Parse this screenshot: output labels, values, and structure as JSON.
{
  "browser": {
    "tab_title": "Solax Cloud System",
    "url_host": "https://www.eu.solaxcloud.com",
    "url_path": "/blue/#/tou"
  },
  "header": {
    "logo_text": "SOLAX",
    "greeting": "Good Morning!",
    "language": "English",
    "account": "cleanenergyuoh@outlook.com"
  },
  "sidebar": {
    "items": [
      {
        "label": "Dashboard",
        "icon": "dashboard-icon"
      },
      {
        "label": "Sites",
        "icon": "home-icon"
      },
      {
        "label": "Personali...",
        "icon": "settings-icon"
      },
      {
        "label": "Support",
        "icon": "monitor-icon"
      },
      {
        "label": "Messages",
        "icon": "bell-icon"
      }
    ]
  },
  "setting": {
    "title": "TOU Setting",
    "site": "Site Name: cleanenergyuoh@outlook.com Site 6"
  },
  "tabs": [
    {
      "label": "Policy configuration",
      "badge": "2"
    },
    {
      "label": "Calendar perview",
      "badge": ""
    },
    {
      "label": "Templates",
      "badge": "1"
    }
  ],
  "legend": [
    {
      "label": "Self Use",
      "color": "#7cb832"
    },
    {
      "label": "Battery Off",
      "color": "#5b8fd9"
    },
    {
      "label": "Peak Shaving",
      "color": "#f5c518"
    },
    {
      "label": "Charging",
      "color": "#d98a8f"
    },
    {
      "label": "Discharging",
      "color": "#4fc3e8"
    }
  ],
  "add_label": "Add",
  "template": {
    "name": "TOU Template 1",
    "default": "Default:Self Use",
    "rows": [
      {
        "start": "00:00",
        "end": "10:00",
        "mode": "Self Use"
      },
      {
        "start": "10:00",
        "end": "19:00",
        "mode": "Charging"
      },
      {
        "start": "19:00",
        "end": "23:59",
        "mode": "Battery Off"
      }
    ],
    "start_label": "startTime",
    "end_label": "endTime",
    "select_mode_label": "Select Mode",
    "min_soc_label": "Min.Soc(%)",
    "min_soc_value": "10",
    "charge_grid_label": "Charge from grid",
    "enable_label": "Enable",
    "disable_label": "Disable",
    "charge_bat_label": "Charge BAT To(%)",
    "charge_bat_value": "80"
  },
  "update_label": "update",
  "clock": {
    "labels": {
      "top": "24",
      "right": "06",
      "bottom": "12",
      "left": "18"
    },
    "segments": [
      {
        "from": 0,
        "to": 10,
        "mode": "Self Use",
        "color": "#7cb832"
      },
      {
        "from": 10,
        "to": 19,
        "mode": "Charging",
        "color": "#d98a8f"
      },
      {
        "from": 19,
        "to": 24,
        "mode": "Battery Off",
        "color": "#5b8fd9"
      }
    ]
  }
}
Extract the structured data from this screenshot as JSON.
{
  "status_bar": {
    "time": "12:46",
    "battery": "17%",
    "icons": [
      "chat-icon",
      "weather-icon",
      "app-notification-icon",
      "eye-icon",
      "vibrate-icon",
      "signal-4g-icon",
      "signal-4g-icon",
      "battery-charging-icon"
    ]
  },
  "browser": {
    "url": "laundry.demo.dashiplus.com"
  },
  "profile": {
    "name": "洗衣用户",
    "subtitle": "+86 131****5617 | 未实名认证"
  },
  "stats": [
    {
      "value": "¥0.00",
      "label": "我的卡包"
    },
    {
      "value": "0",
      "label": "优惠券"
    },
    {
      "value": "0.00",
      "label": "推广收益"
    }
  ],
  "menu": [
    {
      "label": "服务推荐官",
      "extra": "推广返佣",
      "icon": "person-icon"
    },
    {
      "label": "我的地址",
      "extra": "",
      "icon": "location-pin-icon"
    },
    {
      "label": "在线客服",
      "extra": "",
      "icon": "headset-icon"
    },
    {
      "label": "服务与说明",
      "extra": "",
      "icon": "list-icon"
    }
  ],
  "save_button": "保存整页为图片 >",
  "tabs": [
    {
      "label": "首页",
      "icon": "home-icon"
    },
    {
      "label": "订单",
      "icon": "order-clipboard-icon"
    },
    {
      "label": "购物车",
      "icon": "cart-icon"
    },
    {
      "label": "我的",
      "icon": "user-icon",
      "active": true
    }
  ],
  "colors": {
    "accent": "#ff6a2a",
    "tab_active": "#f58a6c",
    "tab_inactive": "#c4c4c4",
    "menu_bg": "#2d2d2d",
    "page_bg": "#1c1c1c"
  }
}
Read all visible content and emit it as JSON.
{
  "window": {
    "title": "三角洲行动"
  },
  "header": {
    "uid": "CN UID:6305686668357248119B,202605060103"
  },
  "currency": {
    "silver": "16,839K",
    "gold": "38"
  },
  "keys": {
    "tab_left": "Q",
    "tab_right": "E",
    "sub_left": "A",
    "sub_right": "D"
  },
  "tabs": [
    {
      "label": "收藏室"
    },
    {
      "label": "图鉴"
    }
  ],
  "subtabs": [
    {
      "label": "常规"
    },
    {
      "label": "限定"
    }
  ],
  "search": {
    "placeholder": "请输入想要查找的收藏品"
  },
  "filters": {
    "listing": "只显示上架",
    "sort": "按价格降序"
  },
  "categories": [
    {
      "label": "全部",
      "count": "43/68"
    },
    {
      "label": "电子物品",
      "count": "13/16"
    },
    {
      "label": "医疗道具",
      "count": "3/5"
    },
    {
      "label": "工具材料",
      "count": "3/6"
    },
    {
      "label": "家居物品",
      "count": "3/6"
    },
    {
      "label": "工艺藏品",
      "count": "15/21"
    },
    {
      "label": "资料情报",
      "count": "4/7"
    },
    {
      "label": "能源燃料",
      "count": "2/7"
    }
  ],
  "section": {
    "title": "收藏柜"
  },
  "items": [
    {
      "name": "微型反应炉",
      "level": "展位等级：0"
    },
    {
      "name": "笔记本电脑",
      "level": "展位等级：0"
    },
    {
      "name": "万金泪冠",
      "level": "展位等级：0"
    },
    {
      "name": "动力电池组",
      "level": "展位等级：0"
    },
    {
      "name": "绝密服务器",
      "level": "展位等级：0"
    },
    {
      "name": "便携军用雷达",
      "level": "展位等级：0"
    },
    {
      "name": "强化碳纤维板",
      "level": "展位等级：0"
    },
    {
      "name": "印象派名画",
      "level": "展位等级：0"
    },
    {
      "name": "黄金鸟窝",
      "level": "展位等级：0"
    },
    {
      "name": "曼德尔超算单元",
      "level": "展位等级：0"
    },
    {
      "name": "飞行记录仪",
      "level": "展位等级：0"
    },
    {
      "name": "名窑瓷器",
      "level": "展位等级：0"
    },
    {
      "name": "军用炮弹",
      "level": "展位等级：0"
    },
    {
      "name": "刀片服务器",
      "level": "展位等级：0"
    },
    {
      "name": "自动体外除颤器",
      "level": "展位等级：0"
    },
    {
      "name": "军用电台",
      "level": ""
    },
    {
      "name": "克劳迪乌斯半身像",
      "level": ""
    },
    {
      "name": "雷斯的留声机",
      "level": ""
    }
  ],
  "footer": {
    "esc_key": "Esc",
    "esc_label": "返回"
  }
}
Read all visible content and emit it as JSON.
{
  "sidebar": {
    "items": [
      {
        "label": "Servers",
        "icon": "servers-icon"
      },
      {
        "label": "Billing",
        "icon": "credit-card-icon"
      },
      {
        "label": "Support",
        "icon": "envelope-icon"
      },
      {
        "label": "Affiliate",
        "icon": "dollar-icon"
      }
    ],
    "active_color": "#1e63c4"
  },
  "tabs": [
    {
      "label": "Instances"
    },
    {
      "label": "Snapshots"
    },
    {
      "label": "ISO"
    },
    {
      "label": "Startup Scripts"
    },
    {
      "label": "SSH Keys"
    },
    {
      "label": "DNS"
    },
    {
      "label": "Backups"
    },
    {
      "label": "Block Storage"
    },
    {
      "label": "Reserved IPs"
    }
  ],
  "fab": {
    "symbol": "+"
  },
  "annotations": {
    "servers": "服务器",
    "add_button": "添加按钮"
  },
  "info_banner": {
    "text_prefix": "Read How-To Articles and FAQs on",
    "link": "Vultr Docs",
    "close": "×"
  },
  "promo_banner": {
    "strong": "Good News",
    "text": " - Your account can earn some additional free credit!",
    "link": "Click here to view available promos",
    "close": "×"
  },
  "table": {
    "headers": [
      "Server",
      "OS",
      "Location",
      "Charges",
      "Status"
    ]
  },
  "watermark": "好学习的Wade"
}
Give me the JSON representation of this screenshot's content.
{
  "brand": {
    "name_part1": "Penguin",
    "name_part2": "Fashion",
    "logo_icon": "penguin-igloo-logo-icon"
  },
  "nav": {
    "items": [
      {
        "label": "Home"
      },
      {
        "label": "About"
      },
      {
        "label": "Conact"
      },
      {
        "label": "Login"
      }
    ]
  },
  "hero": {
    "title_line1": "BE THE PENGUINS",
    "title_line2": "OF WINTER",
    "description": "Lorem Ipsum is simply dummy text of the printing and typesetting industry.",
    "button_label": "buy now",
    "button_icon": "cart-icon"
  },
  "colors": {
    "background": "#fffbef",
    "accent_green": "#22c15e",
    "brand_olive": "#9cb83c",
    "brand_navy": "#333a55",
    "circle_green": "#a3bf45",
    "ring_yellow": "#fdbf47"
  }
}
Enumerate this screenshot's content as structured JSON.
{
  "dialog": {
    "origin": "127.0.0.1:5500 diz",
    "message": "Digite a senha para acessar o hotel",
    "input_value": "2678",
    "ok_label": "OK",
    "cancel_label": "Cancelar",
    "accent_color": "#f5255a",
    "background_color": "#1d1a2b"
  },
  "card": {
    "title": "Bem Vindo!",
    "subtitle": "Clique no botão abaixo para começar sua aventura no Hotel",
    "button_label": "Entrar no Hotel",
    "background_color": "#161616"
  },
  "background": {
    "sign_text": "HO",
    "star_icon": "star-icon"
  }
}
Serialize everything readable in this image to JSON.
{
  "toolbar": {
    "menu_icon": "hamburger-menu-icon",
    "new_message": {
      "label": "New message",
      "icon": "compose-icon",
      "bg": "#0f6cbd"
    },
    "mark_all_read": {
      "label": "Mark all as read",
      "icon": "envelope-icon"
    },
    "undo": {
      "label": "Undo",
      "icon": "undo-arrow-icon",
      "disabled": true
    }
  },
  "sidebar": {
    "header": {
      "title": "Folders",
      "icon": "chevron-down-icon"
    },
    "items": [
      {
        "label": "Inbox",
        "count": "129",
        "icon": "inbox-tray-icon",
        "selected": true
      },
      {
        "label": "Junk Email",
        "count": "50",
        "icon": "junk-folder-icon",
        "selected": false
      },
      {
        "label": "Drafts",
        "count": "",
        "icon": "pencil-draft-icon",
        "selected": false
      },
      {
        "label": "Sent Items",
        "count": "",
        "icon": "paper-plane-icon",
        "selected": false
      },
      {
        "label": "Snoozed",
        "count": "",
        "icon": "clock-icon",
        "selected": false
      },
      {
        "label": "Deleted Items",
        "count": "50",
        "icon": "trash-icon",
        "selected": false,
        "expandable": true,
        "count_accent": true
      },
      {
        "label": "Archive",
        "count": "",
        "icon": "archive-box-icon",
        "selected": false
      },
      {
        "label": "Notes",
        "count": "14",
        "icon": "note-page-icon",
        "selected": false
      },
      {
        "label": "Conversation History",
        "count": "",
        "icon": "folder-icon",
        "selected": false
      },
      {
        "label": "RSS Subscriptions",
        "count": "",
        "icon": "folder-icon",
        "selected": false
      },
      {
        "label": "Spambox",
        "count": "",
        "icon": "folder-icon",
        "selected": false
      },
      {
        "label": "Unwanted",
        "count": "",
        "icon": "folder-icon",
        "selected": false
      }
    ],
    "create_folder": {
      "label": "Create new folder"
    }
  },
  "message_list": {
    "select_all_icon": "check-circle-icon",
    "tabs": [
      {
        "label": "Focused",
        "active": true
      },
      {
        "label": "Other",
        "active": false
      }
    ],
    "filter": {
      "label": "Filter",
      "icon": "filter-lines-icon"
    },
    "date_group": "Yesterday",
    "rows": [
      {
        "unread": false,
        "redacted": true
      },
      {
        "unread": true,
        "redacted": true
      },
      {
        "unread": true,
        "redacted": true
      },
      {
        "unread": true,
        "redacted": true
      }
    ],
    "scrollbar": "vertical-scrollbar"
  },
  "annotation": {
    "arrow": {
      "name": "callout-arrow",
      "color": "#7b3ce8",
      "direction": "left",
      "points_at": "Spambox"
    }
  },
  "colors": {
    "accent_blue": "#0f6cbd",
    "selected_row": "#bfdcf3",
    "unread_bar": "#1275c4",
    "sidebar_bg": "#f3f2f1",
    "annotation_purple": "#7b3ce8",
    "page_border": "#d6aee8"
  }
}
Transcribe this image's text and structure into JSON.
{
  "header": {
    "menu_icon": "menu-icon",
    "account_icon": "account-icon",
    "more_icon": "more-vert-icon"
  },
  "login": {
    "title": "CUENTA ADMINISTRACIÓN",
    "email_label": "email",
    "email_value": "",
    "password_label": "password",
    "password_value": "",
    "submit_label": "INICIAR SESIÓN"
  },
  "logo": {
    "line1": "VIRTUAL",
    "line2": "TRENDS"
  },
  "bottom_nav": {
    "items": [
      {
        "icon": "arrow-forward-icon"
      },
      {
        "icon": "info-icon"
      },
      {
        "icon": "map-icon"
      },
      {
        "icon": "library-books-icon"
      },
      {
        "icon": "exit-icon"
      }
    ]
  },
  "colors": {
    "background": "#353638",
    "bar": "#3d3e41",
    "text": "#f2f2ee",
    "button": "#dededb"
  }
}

= = = = = = =

Task directions: Show each line in the entries that holds the string "image".

Solution to the exercise:
Serialize everything readable in this image to JSON.
Transcribe this image's text and structure into JSON.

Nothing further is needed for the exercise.